> **JOB**
Put every line of the data below into a numbered list, leaving out any blank lines.
--- Start DATASET ---
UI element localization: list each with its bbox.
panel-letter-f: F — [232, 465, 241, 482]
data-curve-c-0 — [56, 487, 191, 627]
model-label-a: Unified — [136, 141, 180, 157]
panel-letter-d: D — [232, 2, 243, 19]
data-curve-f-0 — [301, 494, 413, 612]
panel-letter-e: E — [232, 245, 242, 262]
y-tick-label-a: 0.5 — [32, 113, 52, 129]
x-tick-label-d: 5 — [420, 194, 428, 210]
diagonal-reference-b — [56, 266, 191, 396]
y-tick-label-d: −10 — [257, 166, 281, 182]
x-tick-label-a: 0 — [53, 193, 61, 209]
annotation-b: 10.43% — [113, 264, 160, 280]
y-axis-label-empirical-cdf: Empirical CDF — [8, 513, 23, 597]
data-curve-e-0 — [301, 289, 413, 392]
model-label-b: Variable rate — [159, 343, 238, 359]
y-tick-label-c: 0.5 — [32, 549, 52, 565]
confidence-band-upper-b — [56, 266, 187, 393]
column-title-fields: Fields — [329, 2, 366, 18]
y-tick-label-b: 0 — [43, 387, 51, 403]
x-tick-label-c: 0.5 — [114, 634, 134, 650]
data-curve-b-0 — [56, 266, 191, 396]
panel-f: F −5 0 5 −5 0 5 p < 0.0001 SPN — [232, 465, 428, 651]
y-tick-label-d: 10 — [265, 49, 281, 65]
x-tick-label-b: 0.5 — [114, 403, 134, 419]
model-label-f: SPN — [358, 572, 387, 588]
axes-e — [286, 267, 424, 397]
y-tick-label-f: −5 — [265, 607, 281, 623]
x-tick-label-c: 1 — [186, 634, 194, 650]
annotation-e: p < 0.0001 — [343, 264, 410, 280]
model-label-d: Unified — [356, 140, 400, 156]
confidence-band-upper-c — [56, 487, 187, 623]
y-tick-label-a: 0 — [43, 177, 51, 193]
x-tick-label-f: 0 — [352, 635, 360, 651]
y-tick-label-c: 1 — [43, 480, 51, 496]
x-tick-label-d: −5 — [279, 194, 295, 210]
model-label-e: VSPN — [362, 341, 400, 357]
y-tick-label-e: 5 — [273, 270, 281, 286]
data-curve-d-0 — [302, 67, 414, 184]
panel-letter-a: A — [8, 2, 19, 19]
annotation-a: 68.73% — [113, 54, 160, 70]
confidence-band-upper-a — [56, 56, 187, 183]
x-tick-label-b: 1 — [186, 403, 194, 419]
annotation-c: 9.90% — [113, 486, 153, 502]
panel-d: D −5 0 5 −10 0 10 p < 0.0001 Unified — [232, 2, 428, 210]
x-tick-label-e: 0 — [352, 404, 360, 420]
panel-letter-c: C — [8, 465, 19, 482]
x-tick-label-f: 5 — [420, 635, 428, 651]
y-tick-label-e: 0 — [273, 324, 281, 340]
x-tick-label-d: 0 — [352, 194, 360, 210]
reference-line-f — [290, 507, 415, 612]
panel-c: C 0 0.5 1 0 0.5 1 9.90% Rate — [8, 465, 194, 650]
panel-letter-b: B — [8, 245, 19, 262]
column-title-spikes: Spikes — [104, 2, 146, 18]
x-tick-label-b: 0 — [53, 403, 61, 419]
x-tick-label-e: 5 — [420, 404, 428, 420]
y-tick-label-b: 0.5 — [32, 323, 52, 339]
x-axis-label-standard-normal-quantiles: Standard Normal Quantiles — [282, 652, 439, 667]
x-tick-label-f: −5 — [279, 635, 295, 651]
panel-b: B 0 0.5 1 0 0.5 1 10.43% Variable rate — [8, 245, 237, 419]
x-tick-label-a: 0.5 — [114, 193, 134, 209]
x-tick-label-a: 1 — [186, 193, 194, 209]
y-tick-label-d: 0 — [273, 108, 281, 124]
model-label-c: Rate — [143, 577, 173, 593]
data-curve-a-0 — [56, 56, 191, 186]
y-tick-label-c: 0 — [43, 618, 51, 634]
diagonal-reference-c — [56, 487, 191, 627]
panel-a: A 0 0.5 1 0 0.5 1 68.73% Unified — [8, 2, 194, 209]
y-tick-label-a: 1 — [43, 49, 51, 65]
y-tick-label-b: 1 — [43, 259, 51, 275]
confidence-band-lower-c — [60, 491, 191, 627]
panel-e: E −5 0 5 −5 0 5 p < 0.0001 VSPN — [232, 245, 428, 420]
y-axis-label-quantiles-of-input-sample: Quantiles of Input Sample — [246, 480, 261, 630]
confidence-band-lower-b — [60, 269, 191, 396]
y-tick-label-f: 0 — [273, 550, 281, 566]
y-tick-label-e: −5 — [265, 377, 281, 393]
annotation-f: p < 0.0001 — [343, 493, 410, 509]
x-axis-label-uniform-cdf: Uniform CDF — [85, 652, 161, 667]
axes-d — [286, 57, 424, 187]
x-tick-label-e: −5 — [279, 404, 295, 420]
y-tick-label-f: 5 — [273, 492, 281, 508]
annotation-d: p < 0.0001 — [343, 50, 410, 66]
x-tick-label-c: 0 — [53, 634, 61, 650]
--- End DATASET ---
> **THE SOLUTION**
1. UI element localization: list each with its bbox.
2. panel-letter-f: F — [232, 465, 241, 482]
3. data-curve-c-0 — [56, 487, 191, 627]
4. model-label-a: Unified — [136, 141, 180, 157]
5. panel-letter-d: D — [232, 2, 243, 19]
6. data-curve-f-0 — [301, 494, 413, 612]
7. panel-letter-e: E — [232, 245, 242, 262]
8. y-tick-label-a: 0.5 — [32, 113, 52, 129]
9. x-tick-label-d: 5 — [420, 194, 428, 210]
10. diagonal-reference-b — [56, 266, 191, 396]
11. y-tick-label-d: −10 — [257, 166, 281, 182]
12. x-tick-label-a: 0 — [53, 193, 61, 209]
13. annotation-b: 10.43% — [113, 264, 160, 280]
14. y-axis-label-empirical-cdf: Empirical CDF — [8, 513, 23, 597]
15. data-curve-e-0 — [301, 289, 413, 392]
16. model-label-b: Variable rate — [159, 343, 238, 359]
17. y-tick-label-c: 0.5 — [32, 549, 52, 565]
18. confidence-band-upper-b — [56, 266, 187, 393]
19. column-title-fields: Fields — [329, 2, 366, 18]
20. y-tick-label-b: 0 — [43, 387, 51, 403]
21. x-tick-label-c: 0.5 — [114, 634, 134, 650]
22. data-curve-b-0 — [56, 266, 191, 396]
23. panel-f: F −5 0 5 −5 0 5 p < 0.0001 SPN — [232, 465, 428, 651]
24. y-tick-label-d: 10 — [265, 49, 281, 65]
25. x-tick-label-b: 0.5 — [114, 403, 134, 419]
26. model-label-f: SPN — [358, 572, 387, 588]
27. axes-e — [286, 267, 424, 397]
28. y-tick-label-f: −5 — [265, 607, 281, 623]
29. x-tick-label-c: 1 — [186, 634, 194, 650]
30. annotation-e: p < 0.0001 — [343, 264, 410, 280]
31. model-label-d: Unified — [356, 140, 400, 156]
32. confidence-band-upper-c — [56, 487, 187, 623]
33. y-tick-label-a: 0 — [43, 177, 51, 193]
34. x-tick-label-f: 0 — [352, 635, 360, 651]
35. y-tick-label-c: 1 — [43, 480, 51, 496]
36. x-tick-label-d: −5 — [279, 194, 295, 210]
37. model-label-e: VSPN — [362, 341, 400, 357]
38. y-tick-label-e: 5 — [273, 270, 281, 286]
39. data-curve-d-0 — [302, 67, 414, 184]
40. panel-letter-a: A — [8, 2, 19, 19]
41. annotation-a: 68.73% — [113, 54, 160, 70]
42. confidence-band-upper-a — [56, 56, 187, 183]
43. x-tick-label-b: 1 — [186, 403, 194, 419]
44. annotation-c: 9.90% — [113, 486, 153, 502]
45. panel-d: D −5 0 5 −10 0 10 p < 0.0001 Unified — [232, 2, 428, 210]
46. x-tick-label-e: 0 — [352, 404, 360, 420]
47. panel-letter-c: C — [8, 465, 19, 482]
48. x-tick-label-f: 5 — [420, 635, 428, 651]
49. y-tick-label-e: 0 — [273, 324, 281, 340]
50. x-tick-label-d: 0 — [352, 194, 360, 210]
51. reference-line-f — [290, 507, 415, 612]
52. panel-c: C 0 0.5 1 0 0.5 1 9.90% Rate — [8, 465, 194, 650]
53. panel-letter-b: B — [8, 245, 19, 262]
54. column-title-spikes: Spikes — [104, 2, 146, 18]
55. x-tick-label-b: 0 — [53, 403, 61, 419]
56. x-tick-label-e: 5 — [420, 404, 428, 420]
57. y-tick-label-b: 0.5 — [32, 323, 52, 339]
58. x-axis-label-standard-normal-quantiles: Standard Normal Quantiles — [282, 652, 439, 667]
59. x-tick-label-f: −5 — [279, 635, 295, 651]
60. panel-b: B 0 0.5 1 0 0.5 1 10.43% Variable rate — [8, 245, 237, 419]
61. x-tick-label-a: 0.5 — [114, 193, 134, 209]
62. x-tick-label-a: 1 — [186, 193, 194, 209]
63. y-tick-label-d: 0 — [273, 108, 281, 124]
64. model-label-c: Rate — [143, 577, 173, 593]
65. data-curve-a-0 — [56, 56, 191, 186]
66. y-tick-label-c: 0 — [43, 618, 51, 634]
67. diagonal-reference-c — [56, 487, 191, 627]
68. panel-a: A 0 0.5 1 0 0.5 1 68.73% Unified — [8, 2, 194, 209]
69. y-tick-label-a: 1 — [43, 49, 51, 65]
70. y-tick-label-b: 1 — [43, 259, 51, 275]
71. confidence-band-lower-c — [60, 491, 191, 627]
72. panel-e: E −5 0 5 −5 0 5 p < 0.0001 VSPN — [232, 245, 428, 420]
73. y-axis-label-quantiles-of-input-sample: Quantiles of Input Sample — [246, 480, 261, 630]
74. confidence-band-lower-b — [60, 269, 191, 396]
75. y-tick-label-f: 0 — [273, 550, 281, 566]
76. y-tick-label-e: −5 — [265, 377, 281, 393]
77. annotation-f: p < 0.0001 — [343, 493, 410, 509]
78. x-axis-label-uniform-cdf: Uniform CDF — [85, 652, 161, 667]
79. axes-d — [286, 57, 424, 187]
80. x-tick-label-e: −5 — [279, 404, 295, 420]
81. y-tick-label-f: 5 — [273, 492, 281, 508]
82. annotation-d: p < 0.0001 — [343, 50, 410, 66]
83. x-tick-label-c: 0 — [53, 634, 61, 650]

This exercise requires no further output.